> **Data lines**:

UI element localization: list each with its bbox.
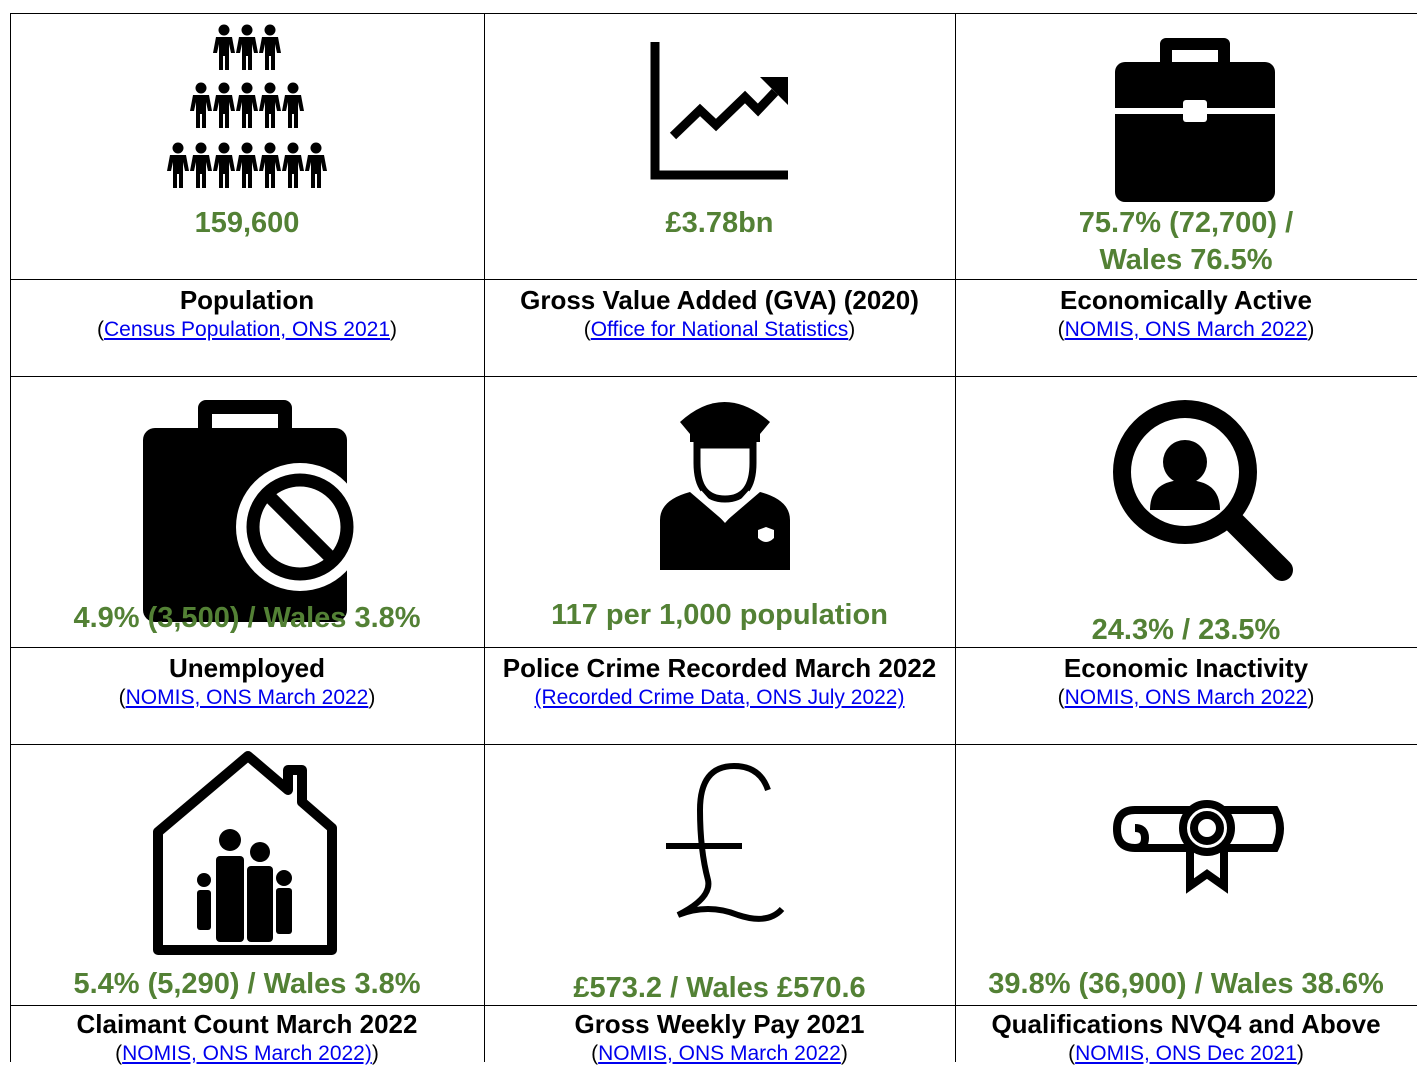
caption: Unemployed (NOMIS, ONS March 2022) (10, 651, 484, 713)
source-link[interactable]: (Recorded Crime Data, ONS July 2022) (534, 686, 905, 709)
stat-title: Economically Active (1060, 285, 1312, 315)
source: (NOMIS, ONS March 2022) (10, 683, 484, 713)
rule (10, 647, 1417, 648)
caption: Population (Census Population, ONS 2021) (10, 283, 484, 345)
rule (10, 13, 1417, 14)
stat-value: 5.4% (5,290) / Wales 3.8% (73, 968, 421, 1000)
stat-value: 159,600 (194, 207, 300, 239)
stat-title: Population (179, 285, 315, 315)
rule (10, 279, 1417, 280)
source: (Census Population, ONS 2021) (10, 315, 484, 345)
source-text: ( (1057, 686, 1065, 709)
source-text: ) (1307, 686, 1315, 709)
briefcase-icon (1115, 38, 1275, 202)
qualifications-icon (1112, 800, 1284, 894)
source: (NOMIS, ONS March 2022) (955, 315, 1417, 345)
caption: Gross Value Added (GVA) (2020) (Office fo… (520, 283, 920, 345)
source-text: ( (583, 318, 591, 341)
source: (NOMIS, ONS March 2022) (484, 1039, 955, 1069)
source-link[interactable]: NOMIS, ONS March 2022 (125, 686, 369, 709)
source-link[interactable]: NOMIS, ONS March 2022) (122, 1042, 372, 1065)
stat-title: Gross Value Added (GVA) (2020) (520, 285, 919, 315)
rule (10, 744, 1417, 745)
unemployed-icon (143, 400, 364, 622)
stat-title: Police Crime Recorded March 2022 (502, 653, 937, 683)
source-link[interactable]: NOMIS, ONS March 2022 (1064, 686, 1308, 709)
stat-title: Gross Weekly Pay 2021 (574, 1009, 865, 1039)
source-link[interactable]: Office for National Statistics (590, 318, 849, 341)
source-text: ( (115, 1042, 123, 1065)
source-text: ) (368, 686, 376, 709)
caption: Economic Inactivity (NOMIS, ONS March 202… (955, 651, 1417, 713)
caption: Economically Active (NOMIS, ONS March 202… (955, 283, 1417, 345)
rule (484, 13, 485, 1062)
stat-title: Claimant Count March 2022 (76, 1009, 418, 1039)
stat-title: Unemployed (168, 653, 326, 683)
source-text: ( (96, 318, 104, 341)
pound-icon (666, 762, 785, 922)
source-link[interactable]: Census Population, ONS 2021 (103, 318, 390, 341)
source: (Office for National Statistics) (520, 315, 920, 345)
caption: Police Crime Recorded March 2022 (Recorde… (500, 651, 940, 713)
source-link[interactable]: NOMIS, ONS March 2022 (598, 1042, 841, 1065)
stat-title: Qualifications NVQ4 and Above (991, 1009, 1381, 1039)
source: (NOMIS, ONS March 2022) (955, 683, 1417, 713)
stat-value: £3.78bn (665, 207, 774, 239)
source-text: ) (848, 318, 856, 341)
source-text: ( (1057, 318, 1065, 341)
source-link[interactable]: NOMIS, ONS Dec 2021 (1075, 1042, 1297, 1065)
stat-value: 39.8% (36,900) / Wales 38.6% (988, 968, 1384, 1000)
inactivity-icon (1113, 400, 1293, 581)
stat-value: 4.9% (3,500) / Wales 3.8% (73, 602, 421, 634)
source-text: ( (118, 686, 126, 709)
stat-value: 24.3% / 23.5% (1091, 614, 1281, 646)
caption: Qualifications NVQ4 and Above (NOMIS, ONS… (955, 1007, 1417, 1069)
caption: Claimant Count March 2022 (NOMIS, ONS Mar… (10, 1007, 484, 1069)
source-text: ) (390, 318, 397, 341)
police-icon (660, 402, 790, 570)
population-icon (167, 24, 327, 188)
rule (10, 1005, 1417, 1006)
caption: Gross Weekly Pay 2021 (NOMIS, ONS March 2… (484, 1007, 955, 1069)
rule (955, 13, 956, 1062)
stat-value: 75.7% (72,700) / Wales 76.5% (1078, 207, 1294, 276)
source-link[interactable]: NOMIS, ONS March 2022 (1064, 318, 1308, 341)
source-text: ) (840, 1042, 848, 1065)
rule (10, 13, 11, 1062)
stat-value: £573.2 / Wales £570.6 (573, 972, 866, 1004)
source-text: ( (591, 1042, 599, 1065)
source: (Recorded Crime Data, ONS July 2022) (500, 683, 940, 713)
stat-title: Economic Inactivity (1063, 653, 1309, 683)
rule (10, 376, 1417, 377)
source-text: ( (1068, 1042, 1076, 1065)
source-text: ) (1307, 318, 1315, 341)
claimant-icon (153, 751, 337, 955)
source: (NOMIS, ONS March 2022)) (10, 1039, 484, 1069)
stat-value: 117 per 1,000 population (551, 599, 888, 631)
gva-icon (650, 42, 788, 180)
source-text: ) (1296, 1042, 1304, 1065)
source: (NOMIS, ONS Dec 2021) (955, 1039, 1417, 1069)
source-text: ) (371, 1042, 379, 1065)
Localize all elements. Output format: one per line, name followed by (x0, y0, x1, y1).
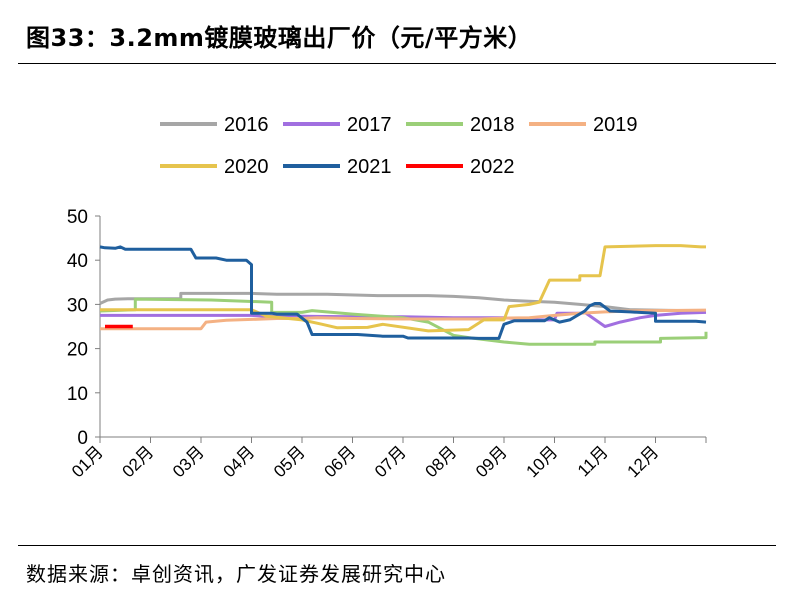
y-tick-label: 0 (77, 428, 88, 449)
source-note: 数据来源：卓创资讯，广发证券发展研究中心 (26, 562, 446, 586)
legend-label-2018: 2018 (470, 114, 515, 136)
x-tick-label: 09月 (472, 442, 511, 481)
legend-label-2021: 2021 (347, 156, 392, 178)
y-tick-label: 10 (67, 384, 88, 405)
x-tick-label: 12月 (623, 442, 662, 481)
title-rule (18, 63, 776, 64)
x-tick-label: 04月 (219, 442, 258, 481)
x-tick-label: 08月 (421, 442, 460, 481)
legend-label-2020: 2020 (224, 156, 269, 178)
legend-label-2022: 2022 (470, 156, 515, 178)
x-tick-label: 11月 (574, 442, 612, 480)
x-tick-label: 02月 (118, 442, 157, 481)
x-tick-label: 03月 (169, 442, 208, 481)
legend-label-2019: 2019 (593, 114, 638, 136)
legend-label-2017: 2017 (347, 114, 392, 136)
y-tick-label: 50 (67, 207, 88, 228)
x-tick-label: 10月 (522, 442, 561, 481)
x-tick-label: 07月 (371, 442, 410, 481)
chart-legend: 2016 2017 2018 2019 2020 2021 2022 (160, 114, 638, 178)
y-tick-label: 30 (67, 295, 88, 316)
source-rule (18, 545, 776, 546)
series-line-2018 (99, 297, 708, 346)
y-tick-label: 40 (67, 251, 88, 272)
x-tick-label: 01月 (68, 442, 107, 481)
series-line-2021 (99, 245, 707, 340)
y-tick-label: 20 (67, 340, 88, 361)
series-line-2019 (100, 308, 707, 331)
chart-series (99, 244, 708, 346)
legend-label-2016: 2016 (224, 114, 269, 136)
page-title: 图33：3.2mm镀膜玻璃出厂价（元/平方米） (26, 24, 533, 52)
x-tick-label: 05月 (270, 442, 309, 481)
x-tick-label: 06月 (320, 442, 359, 481)
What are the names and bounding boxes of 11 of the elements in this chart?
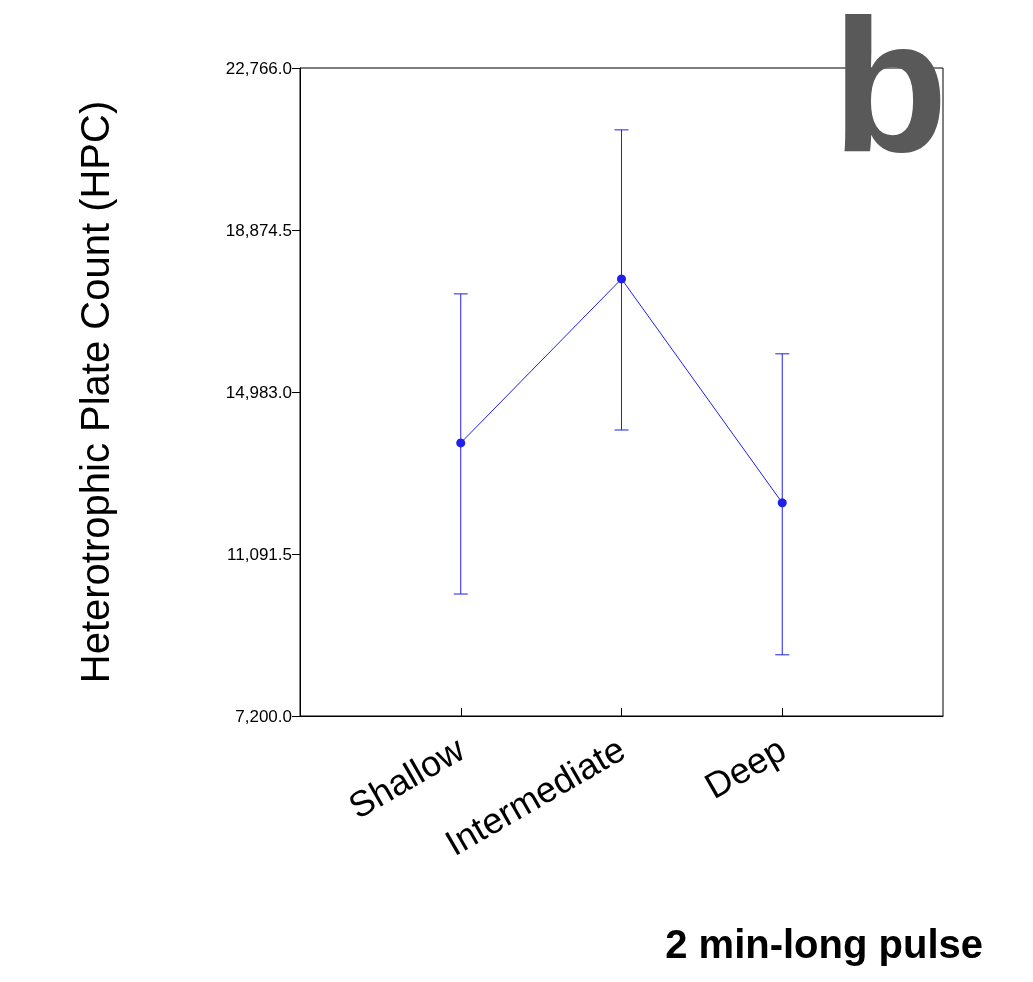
y-tick-label: 22,766.0 [225,58,292,78]
y-tick-label: 11,091.5 [227,544,292,564]
x-tick-label: Deep [697,728,793,807]
y-axis-title: Heterotrophic Plate Count (HPC) [73,100,117,684]
y-tick-label: 14,983.0 [225,382,292,402]
y-tick-label: 18,874.5 [225,220,292,240]
point [777,498,787,508]
y-tick-label: 7,200.0 [235,706,292,726]
text: 2 min-long pulse [665,922,983,966]
point [456,438,466,448]
point [617,274,626,284]
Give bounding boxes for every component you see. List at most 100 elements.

> **Problem to work on**: Reproduce all of the records above verbatim, omitting the pictures.

> **Output below**:
UI element localization: list each with its bbox.
caption: Unemployed (NOMIS, ONS March 2022) (10, 651, 484, 713)
source-link[interactable]: (Recorded Crime Data, ONS July 2022) (534, 686, 905, 709)
stat-title: Economically Active (1060, 285, 1312, 315)
source: (NOMIS, ONS March 2022) (10, 683, 484, 713)
rule (10, 647, 1417, 648)
caption: Population (Census Population, ONS 2021) (10, 283, 484, 345)
rule (10, 13, 1417, 14)
stat-value: 5.4% (5,290) / Wales 3.8% (73, 968, 421, 1000)
stat-value: 159,600 (194, 207, 300, 239)
stat-title: Population (179, 285, 315, 315)
rule (10, 279, 1417, 280)
source: (Census Population, ONS 2021) (10, 315, 484, 345)
source-text: ( (1057, 686, 1065, 709)
source-text: ) (1307, 686, 1315, 709)
briefcase-icon (1115, 38, 1275, 202)
qualifications-icon (1112, 800, 1284, 894)
source: (NOMIS, ONS March 2022) (955, 315, 1417, 345)
caption: Gross Value Added (GVA) (2020) (Office fo… (520, 283, 920, 345)
source-text: ( (583, 318, 591, 341)
source: (NOMIS, ONS March 2022) (484, 1039, 955, 1069)
source-link[interactable]: NOMIS, ONS March 2022 (125, 686, 369, 709)
source-link[interactable]: NOMIS, ONS March 2022) (122, 1042, 372, 1065)
stat-title: Gross Value Added (GVA) (2020) (520, 285, 919, 315)
rule (10, 744, 1417, 745)
unemployed-icon (143, 400, 364, 622)
stat-title: Police Crime Recorded March 2022 (502, 653, 937, 683)
source-link[interactable]: NOMIS, ONS March 2022 (1064, 686, 1308, 709)
stat-title: Gross Weekly Pay 2021 (574, 1009, 865, 1039)
source-link[interactable]: Office for National Statistics (590, 318, 849, 341)
source-text: ( (115, 1042, 123, 1065)
source-text: ) (368, 686, 376, 709)
caption: Economic Inactivity (NOMIS, ONS March 202… (955, 651, 1417, 713)
caption: Economically Active (NOMIS, ONS March 202… (955, 283, 1417, 345)
rule (484, 13, 485, 1062)
stat-title: Claimant Count March 2022 (76, 1009, 418, 1039)
stat-title: Unemployed (168, 653, 326, 683)
source-text: ( (96, 318, 104, 341)
pound-icon (666, 762, 785, 922)
source-link[interactable]: Census Population, ONS 2021 (103, 318, 390, 341)
source: (Office for National Statistics) (520, 315, 920, 345)
caption: Police Crime Recorded March 2022 (Recorde… (500, 651, 940, 713)
source-link[interactable]: NOMIS, ONS March 2022 (598, 1042, 841, 1065)
stat-title: Qualifications NVQ4 and Above (991, 1009, 1381, 1039)
source: (NOMIS, ONS March 2022) (955, 683, 1417, 713)
stat-value: £3.78bn (665, 207, 774, 239)
source-text: ) (848, 318, 856, 341)
source-text: ( (1057, 318, 1065, 341)
source-link[interactable]: NOMIS, ONS Dec 2021 (1075, 1042, 1297, 1065)
stat-value: 39.8% (36,900) / Wales 38.6% (988, 968, 1384, 1000)
inactivity-icon (1113, 400, 1293, 581)
stat-value: 4.9% (3,500) / Wales 3.8% (73, 602, 421, 634)
source-text: ( (118, 686, 126, 709)
stat-value: 24.3% / 23.5% (1091, 614, 1281, 646)
caption: Qualifications NVQ4 and Above (NOMIS, ONS… (955, 1007, 1417, 1069)
caption: Claimant Count March 2022 (NOMIS, ONS Mar… (10, 1007, 484, 1069)
source-text: ) (390, 318, 397, 341)
police-icon (660, 402, 790, 570)
population-icon (167, 24, 327, 188)
rule (10, 1005, 1417, 1006)
caption: Gross Weekly Pay 2021 (NOMIS, ONS March 2… (484, 1007, 955, 1069)
rule (955, 13, 956, 1062)
stat-value: 75.7% (72,700) / Wales 76.5% (1078, 207, 1294, 276)
source-link[interactable]: NOMIS, ONS March 2022 (1064, 318, 1308, 341)
source-text: ) (840, 1042, 848, 1065)
rule (10, 13, 11, 1062)
stat-value: £573.2 / Wales £570.6 (573, 972, 866, 1004)
source-text: ( (591, 1042, 599, 1065)
source: (Recorded Crime Data, ONS July 2022) (500, 683, 940, 713)
stat-title: Economic Inactivity (1063, 653, 1309, 683)
rule (10, 376, 1417, 377)
source-text: ( (1068, 1042, 1076, 1065)
source-text: ) (1307, 318, 1315, 341)
claimant-icon (153, 751, 337, 955)
source: (NOMIS, ONS March 2022)) (10, 1039, 484, 1069)
stat-value: 117 per 1,000 population (551, 599, 888, 631)
gva-icon (650, 42, 788, 180)
source-text: ) (1296, 1042, 1304, 1065)
source: (NOMIS, ONS Dec 2021) (955, 1039, 1417, 1069)
source-text: ) (371, 1042, 379, 1065)
Localize all elements. Output format: one per line, name followed by (x0, y0, x1, y1).
y-tick-label: 0 (77, 428, 88, 449)
source-note: 数据来源：卓创资讯，广发证券发展研究中心 (26, 562, 446, 586)
legend-label-2018: 2018 (470, 114, 515, 136)
x-tick-label: 09月 (472, 442, 511, 481)
legend-label-2021: 2021 (347, 156, 392, 178)
y-tick-label: 10 (67, 384, 88, 405)
x-tick-label: 12月 (623, 442, 662, 481)
title-rule (18, 63, 776, 64)
x-tick-label: 04月 (219, 442, 258, 481)
x-tick-label: 08月 (421, 442, 460, 481)
legend-label-2020: 2020 (224, 156, 269, 178)
legend-label-2022: 2022 (470, 156, 515, 178)
x-tick-label: 11月 (574, 442, 612, 480)
x-tick-label: 02月 (118, 442, 157, 481)
x-tick-label: 03月 (169, 442, 208, 481)
legend-label-2019: 2019 (593, 114, 638, 136)
legend-label-2017: 2017 (347, 114, 392, 136)
y-tick-label: 50 (67, 207, 88, 228)
x-tick-label: 10月 (522, 442, 561, 481)
x-tick-label: 07月 (371, 442, 410, 481)
chart-legend: 2016 2017 2018 2019 2020 2021 2022 (160, 114, 638, 178)
y-tick-label: 30 (67, 295, 88, 316)
source-rule (18, 545, 776, 546)
series-line-2018 (99, 297, 708, 346)
y-tick-label: 40 (67, 251, 88, 272)
x-tick-label: 01月 (68, 442, 107, 481)
series-line-2021 (99, 245, 707, 340)
y-tick-label: 20 (67, 340, 88, 361)
series-line-2019 (100, 308, 707, 331)
chart-series (99, 244, 708, 346)
legend-label-2016: 2016 (224, 114, 269, 136)
page-title: 图33：3.2mm镀膜玻璃出厂价（元/平方米） (26, 24, 533, 52)
x-tick-label: 05月 (270, 442, 309, 481)
x-tick-label: 06月 (320, 442, 359, 481)
What are the names and bounding boxes of 11 of the elements in this chart?
y-tick-label: 22,766.0 [225,58,292,78]
y-tick-label: 11,091.5 [227,544,292,564]
x-tick-label: Deep [697,728,793,807]
y-axis-title: Heterotrophic Plate Count (HPC) [73,100,117,684]
y-tick-label: 14,983.0 [225,382,292,402]
y-tick-label: 18,874.5 [225,220,292,240]
point [777,498,787,508]
y-tick-label: 7,200.0 [235,706,292,726]
text: 2 min-long pulse [665,922,983,966]
point [456,438,466,448]
point [617,274,626,284]
Give bounding boxes for every component you see. List at most 100 elements.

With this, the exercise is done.